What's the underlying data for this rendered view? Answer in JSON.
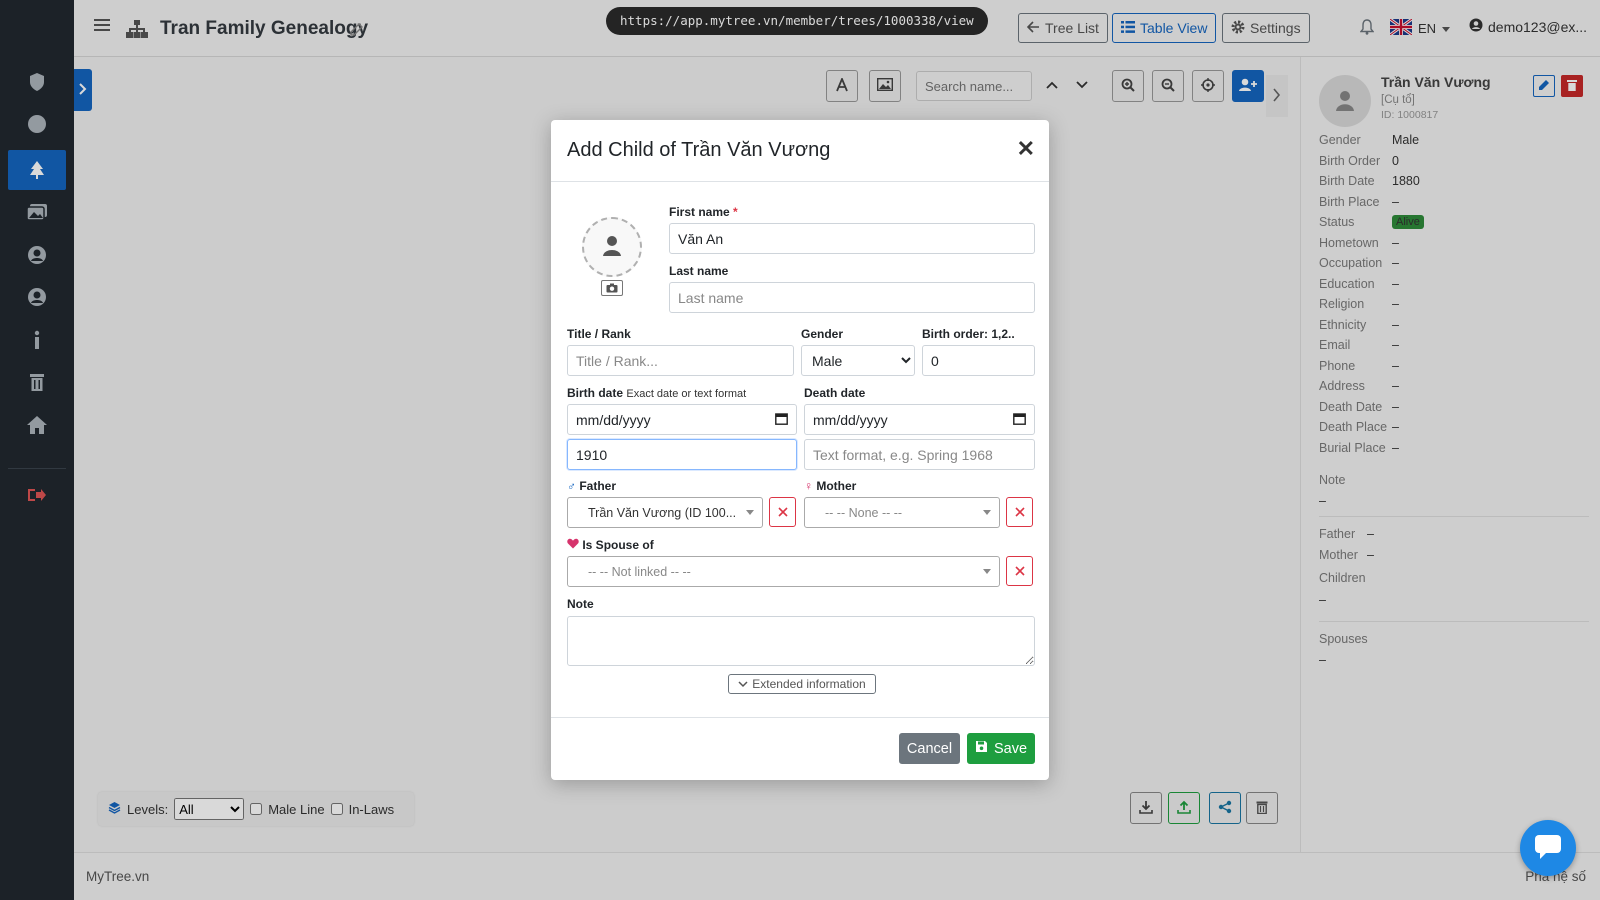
{
  "topbar": {
    "title": "Tran Family Genealogy",
    "url": "https://app.mytree.vn/member/trees/1000338/view",
    "tree_list_label": "Tree List",
    "table_view_label": "Table View",
    "settings_label": "Settings",
    "language": "EN",
    "user": "demo123@ex..."
  },
  "canvas": {
    "search_placeholder": "Search name...",
    "levels_label": "Levels:",
    "levels_value": "All",
    "male_line_label": "Male Line",
    "in_laws_label": "In-Laws"
  },
  "panel": {
    "name": "Trần Văn Vương",
    "title": "[Cụ tổ]",
    "id": "ID: 1000817",
    "fields": [
      {
        "key": "Gender",
        "value": "Male"
      },
      {
        "key": "Birth Order",
        "value": "0"
      },
      {
        "key": "Birth Date",
        "value": "1880"
      },
      {
        "key": "Birth Place",
        "value": "–"
      },
      {
        "key": "Status",
        "value": "Alive"
      },
      {
        "key": "Hometown",
        "value": "–"
      },
      {
        "key": "Occupation",
        "value": "–"
      },
      {
        "key": "Education",
        "value": "–"
      },
      {
        "key": "Religion",
        "value": "–"
      },
      {
        "key": "Ethnicity",
        "value": "–"
      },
      {
        "key": "Email",
        "value": "–"
      },
      {
        "key": "Phone",
        "value": "–"
      },
      {
        "key": "Address",
        "value": "–"
      },
      {
        "key": "Death Date",
        "value": "–"
      },
      {
        "key": "Death Place",
        "value": "–"
      },
      {
        "key": "Burial Place",
        "value": "–"
      }
    ],
    "note_label": "Note",
    "note_value": "–",
    "father_label": "Father",
    "father_value": "–",
    "mother_label": "Mother",
    "mother_value": "–",
    "children_label": "Children",
    "children_value": "–",
    "spouses_label": "Spouses",
    "spouses_value": "–"
  },
  "footer": {
    "brand": "MyTree.vn",
    "version": "Phả hệ số"
  },
  "modal": {
    "title": "Add Child of Trần Văn Vương",
    "first_name_label": "First name",
    "first_name_required": "*",
    "first_name_value": "Văn An",
    "last_name_label": "Last name",
    "last_name_placeholder": "Last name",
    "title_rank_label": "Title / Rank",
    "title_rank_placeholder": "Title / Rank...",
    "gender_label": "Gender",
    "gender_value": "Male",
    "birth_order_label": "Birth order: 1,2..",
    "birth_order_value": "0",
    "birth_date_label": "Birth date",
    "birth_date_hint": "Exact date or text format",
    "birth_date_placeholder": "mm/dd/yyyy",
    "birth_date_text_value": "1910",
    "death_date_label": "Death date",
    "death_date_placeholder": "mm/dd/yyyy",
    "death_date_text_placeholder": "Text format, e.g. Spring 1968",
    "father_label": "Father",
    "father_value": "Trần Văn Vương (ID 100...",
    "mother_label": "Mother",
    "mother_value": "-- -- None -- --",
    "spouse_label": "Is Spouse of",
    "spouse_value": "-- -- Not linked -- --",
    "note_label": "Note",
    "extended_label": "Extended information",
    "cancel_label": "Cancel",
    "save_label": "Save"
  },
  "colors": {
    "primary": "#1565c0",
    "success": "#1e9e3f",
    "danger": "#dc3545",
    "sidebar": "#212830"
  }
}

##########

▶ **What is expected**
Except for the pictures, reproduce every line exactly.

▶ **Full output**
What's the underlying data for this rendered view? Answer in JSON.
{
  "topbar": {
    "title": "Tran Family Genealogy",
    "url": "https://app.mytree.vn/member/trees/1000338/view",
    "tree_list_label": "Tree List",
    "table_view_label": "Table View",
    "settings_label": "Settings",
    "language": "EN",
    "user": "demo123@ex..."
  },
  "canvas": {
    "search_placeholder": "Search name...",
    "levels_label": "Levels:",
    "levels_value": "All",
    "male_line_label": "Male Line",
    "in_laws_label": "In-Laws"
  },
  "panel": {
    "name": "Trần Văn Vương",
    "title": "[Cụ tổ]",
    "id": "ID: 1000817",
    "fields": [
      {
        "key": "Gender",
        "value": "Male"
      },
      {
        "key": "Birth Order",
        "value": "0"
      },
      {
        "key": "Birth Date",
        "value": "1880"
      },
      {
        "key": "Birth Place",
        "value": "–"
      },
      {
        "key": "Status",
        "value": "Alive"
      },
      {
        "key": "Hometown",
        "value": "–"
      },
      {
        "key": "Occupation",
        "value": "–"
      },
      {
        "key": "Education",
        "value": "–"
      },
      {
        "key": "Religion",
        "value": "–"
      },
      {
        "key": "Ethnicity",
        "value": "–"
      },
      {
        "key": "Email",
        "value": "–"
      },
      {
        "key": "Phone",
        "value": "–"
      },
      {
        "key": "Address",
        "value": "–"
      },
      {
        "key": "Death Date",
        "value": "–"
      },
      {
        "key": "Death Place",
        "value": "–"
      },
      {
        "key": "Burial Place",
        "value": "–"
      }
    ],
    "note_label": "Note",
    "note_value": "–",
    "father_label": "Father",
    "father_value": "–",
    "mother_label": "Mother",
    "mother_value": "–",
    "children_label": "Children",
    "children_value": "–",
    "spouses_label": "Spouses",
    "spouses_value": "–"
  },
  "footer": {
    "brand": "MyTree.vn",
    "version": "Phả hệ số"
  },
  "modal": {
    "title": "Add Child of Trần Văn Vương",
    "first_name_label": "First name",
    "first_name_required": "*",
    "first_name_value": "Văn An",
    "last_name_label": "Last name",
    "last_name_placeholder": "Last name",
    "title_rank_label": "Title / Rank",
    "title_rank_placeholder": "Title / Rank...",
    "gender_label": "Gender",
    "gender_value": "Male",
    "birth_order_label": "Birth order: 1,2..",
    "birth_order_value": "0",
    "birth_date_label": "Birth date",
    "birth_date_hint": "Exact date or text format",
    "birth_date_placeholder": "mm/dd/yyyy",
    "birth_date_text_value": "1910",
    "death_date_label": "Death date",
    "death_date_placeholder": "mm/dd/yyyy",
    "death_date_text_placeholder": "Text format, e.g. Spring 1968",
    "father_label": "Father",
    "father_value": "Trần Văn Vương (ID 100...",
    "mother_label": "Mother",
    "mother_value": "-- -- None -- --",
    "spouse_label": "Is Spouse of",
    "spouse_value": "-- -- Not linked -- --",
    "note_label": "Note",
    "extended_label": "Extended information",
    "cancel_label": "Cancel",
    "save_label": "Save"
  },
  "colors": {
    "primary": "#1565c0",
    "success": "#1e9e3f",
    "danger": "#dc3545",
    "sidebar": "#212830"
  }
}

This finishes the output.